Records excerpted from a collection
----

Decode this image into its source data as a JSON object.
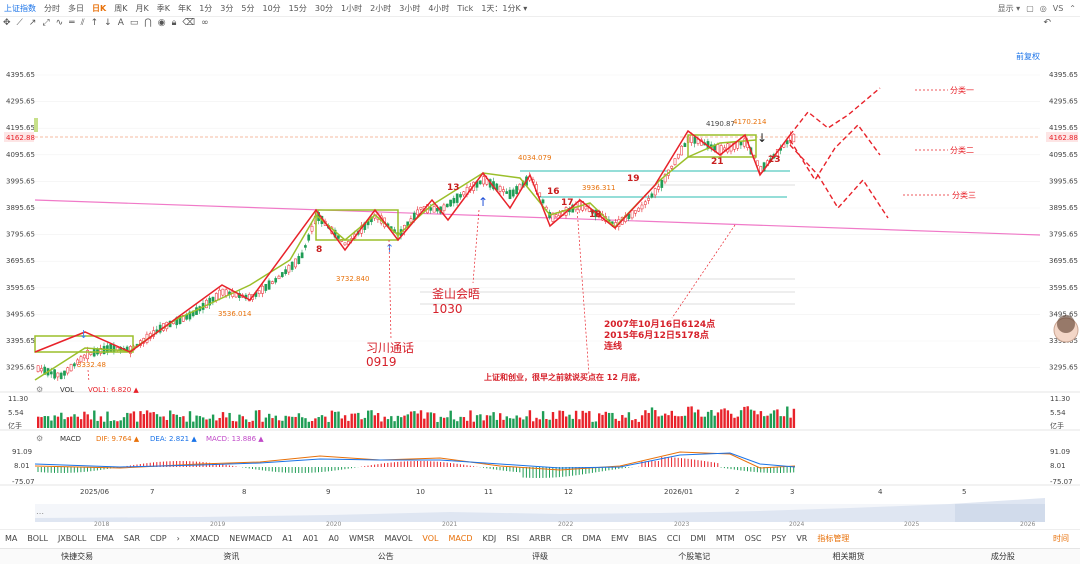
{
  "topbar": {
    "title": "上证指数",
    "periods": [
      "分时",
      "多日",
      "日K",
      "周K",
      "月K",
      "季K",
      "年K",
      "1分",
      "3分",
      "5分",
      "10分",
      "15分",
      "30分",
      "1小时",
      "2小时",
      "3小时",
      "4小时",
      "Tick",
      "1天：1分K ▾"
    ],
    "active_period": "日K",
    "display_label": "显示 ▾",
    "vs_label": "VS"
  },
  "restore_label": "前复权",
  "price_axis": [
    "4395.65",
    "4295.65",
    "4195.65",
    "4095.65",
    "3995.65",
    "3895.65",
    "3795.65",
    "3695.65",
    "3595.65",
    "3495.65",
    "3395.65",
    "3295.65"
  ],
  "current_price": "4162.88",
  "price_labels": {
    "high_4190": "4190.87",
    "high_4170": "4170.214",
    "p4034": "4034.079",
    "p3936": "3936.311",
    "p3732": "3732.840",
    "p3536": "3536.014",
    "p3332": "3332.48"
  },
  "wave_numbers": [
    "8",
    "13",
    "16",
    "17",
    "18",
    "19",
    "21",
    "23"
  ],
  "annotations": {
    "xi_call_1": "习川通话",
    "xi_call_2": "0919",
    "busan_1": "釜山会晤",
    "busan_2": "1030",
    "line_note_1": "2007年10月16日6124点",
    "line_note_2": "2015年6月12日5178点",
    "line_note_3": "连线",
    "dec_note": "上证和创业，很早之前就说买点在 12 月底，",
    "scenario_1": "分类一",
    "scenario_2": "分类二",
    "scenario_3": "分类三"
  },
  "vol_panel": {
    "label": "VOL",
    "vol1": "VOL1: 6.820 ▲",
    "axis": [
      "11.30",
      "5.54",
      "亿手"
    ]
  },
  "macd_panel": {
    "label": "MACD",
    "dif": "DIF: 9.764 ▲",
    "dea": "DEA: 2.821 ▲",
    "macd": "MACD: 13.886 ▲",
    "axis": [
      "91.09",
      "8.01",
      "-75.07"
    ]
  },
  "date_axis": [
    "2025/06",
    "7",
    "8",
    "9",
    "10",
    "11",
    "12",
    "2026/01",
    "2",
    "3",
    "4",
    "5"
  ],
  "overview_years": [
    "2018",
    "2019",
    "2020",
    "2021",
    "2022",
    "2023",
    "2024",
    "2025",
    "2026"
  ],
  "indicators": [
    "MA",
    "BOLL",
    "JXBOLL",
    "EMA",
    "SAR",
    "CDP",
    "›",
    "XMACD",
    "NEWMACD",
    "A1",
    "A01",
    "A0",
    "WMSR",
    "MAVOL",
    "VOL",
    "MACD",
    "KDJ",
    "RSI",
    "ARBR",
    "CR",
    "DMA",
    "EMV",
    "BIAS",
    "CCI",
    "DMI",
    "MTM",
    "OSC",
    "PSY",
    "VR",
    "指标管理"
  ],
  "indicators_active": [
    "VOL",
    "MACD",
    "指标管理"
  ],
  "time_label": "时间",
  "footer": [
    "快捷交易",
    "资讯",
    "公告",
    "评级",
    "个股笔记",
    "相关期货",
    "成分股"
  ],
  "colors": {
    "up": "#e8222a",
    "down": "#1f9d55",
    "wave_red": "#e8222a",
    "wave_green": "#9bbf2a",
    "trend_pink": "#f07ac8",
    "accent": "#1a73e8",
    "highlight": "#e8710a"
  }
}
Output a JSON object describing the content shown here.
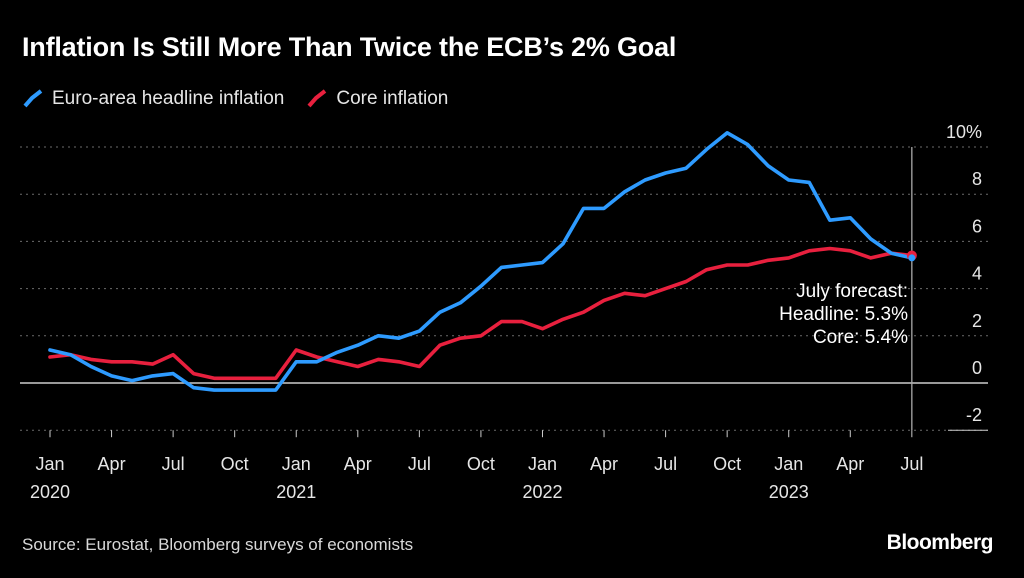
{
  "header": {
    "title": "Inflation Is Still More Than Twice the ECB’s 2% Goal"
  },
  "legend": {
    "headline_label": "Euro-area headline inflation",
    "core_label": "Core inflation"
  },
  "annotation": {
    "line1": "July forecast:",
    "line2": "Headline: 5.3%",
    "line3": "Core: 5.4%"
  },
  "footer": {
    "source": "Source: Eurostat, Bloomberg surveys of economists",
    "brand": "Bloomberg"
  },
  "colors": {
    "headline": "#2E9BFF",
    "core": "#E8203E",
    "grid": "#6b6b6b",
    "axis": "#cccccc"
  },
  "chart_data": {
    "type": "line",
    "title": "Inflation Is Still More Than Twice the ECB’s 2% Goal",
    "xlabel": "",
    "ylabel": "",
    "ylim": [
      -2,
      10
    ],
    "yticks": [
      -2,
      0,
      2,
      4,
      6,
      8,
      10
    ],
    "ytick_labels": [
      "-2",
      "0",
      "2",
      "4",
      "6",
      "8",
      "10%"
    ],
    "xtick_labels": [
      {
        "index": 0,
        "month": "Jan",
        "year": "2020"
      },
      {
        "index": 3,
        "month": "Apr",
        "year": ""
      },
      {
        "index": 6,
        "month": "Jul",
        "year": ""
      },
      {
        "index": 9,
        "month": "Oct",
        "year": ""
      },
      {
        "index": 12,
        "month": "Jan",
        "year": "2021"
      },
      {
        "index": 15,
        "month": "Apr",
        "year": ""
      },
      {
        "index": 18,
        "month": "Jul",
        "year": ""
      },
      {
        "index": 21,
        "month": "Oct",
        "year": ""
      },
      {
        "index": 24,
        "month": "Jan",
        "year": "2022"
      },
      {
        "index": 27,
        "month": "Apr",
        "year": ""
      },
      {
        "index": 30,
        "month": "Jul",
        "year": ""
      },
      {
        "index": 33,
        "month": "Oct",
        "year": ""
      },
      {
        "index": 36,
        "month": "Jan",
        "year": "2023"
      },
      {
        "index": 39,
        "month": "Apr",
        "year": ""
      },
      {
        "index": 42,
        "month": "Jul",
        "year": ""
      }
    ],
    "x": [
      "2020-01",
      "2020-02",
      "2020-03",
      "2020-04",
      "2020-05",
      "2020-06",
      "2020-07",
      "2020-08",
      "2020-09",
      "2020-10",
      "2020-11",
      "2020-12",
      "2021-01",
      "2021-02",
      "2021-03",
      "2021-04",
      "2021-05",
      "2021-06",
      "2021-07",
      "2021-08",
      "2021-09",
      "2021-10",
      "2021-11",
      "2021-12",
      "2022-01",
      "2022-02",
      "2022-03",
      "2022-04",
      "2022-05",
      "2022-06",
      "2022-07",
      "2022-08",
      "2022-09",
      "2022-10",
      "2022-11",
      "2022-12",
      "2023-01",
      "2023-02",
      "2023-03",
      "2023-04",
      "2023-05",
      "2023-06",
      "2023-07"
    ],
    "series": [
      {
        "name": "Euro-area headline inflation",
        "values": [
          1.4,
          1.2,
          0.7,
          0.3,
          0.1,
          0.3,
          0.4,
          -0.2,
          -0.3,
          -0.3,
          -0.3,
          -0.3,
          0.9,
          0.9,
          1.3,
          1.6,
          2.0,
          1.9,
          2.2,
          3.0,
          3.4,
          4.1,
          4.9,
          5.0,
          5.1,
          5.9,
          7.4,
          7.4,
          8.1,
          8.6,
          8.9,
          9.1,
          9.9,
          10.6,
          10.1,
          9.2,
          8.6,
          8.5,
          6.9,
          7.0,
          6.1,
          5.5,
          5.3
        ],
        "color": "#2E9BFF"
      },
      {
        "name": "Core inflation",
        "values": [
          1.1,
          1.2,
          1.0,
          0.9,
          0.9,
          0.8,
          1.2,
          0.4,
          0.2,
          0.2,
          0.2,
          0.2,
          1.4,
          1.1,
          0.9,
          0.7,
          1.0,
          0.9,
          0.7,
          1.6,
          1.9,
          2.0,
          2.6,
          2.6,
          2.3,
          2.7,
          3.0,
          3.5,
          3.8,
          3.7,
          4.0,
          4.3,
          4.8,
          5.0,
          5.0,
          5.2,
          5.3,
          5.6,
          5.7,
          5.6,
          5.3,
          5.5,
          5.4
        ],
        "color": "#E8203E"
      }
    ],
    "forecast": {
      "label": "July forecast",
      "index": 42,
      "headline": 5.3,
      "core": 5.4
    },
    "grid": true,
    "legend_position": "top-left"
  }
}
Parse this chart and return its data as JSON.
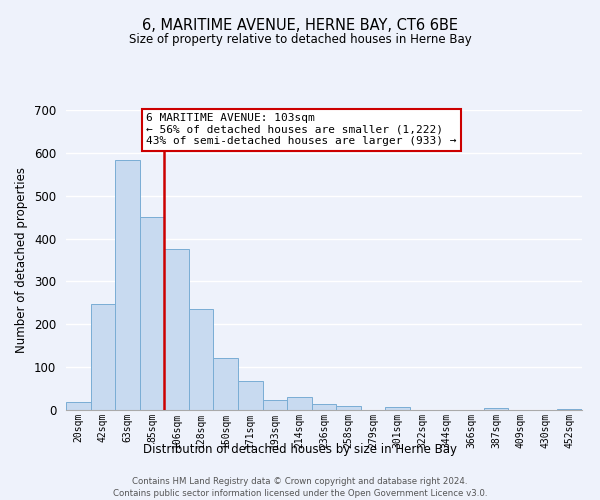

----

Exercise aim. Using the records above, list each line that includes "Than".

Exercise output.
    "title": "Inflation Is Still More Than Twice the ECB’s 2% Goal"
    "title": "Inflation Is Still More Than Twice the ECB’s 2% Goal",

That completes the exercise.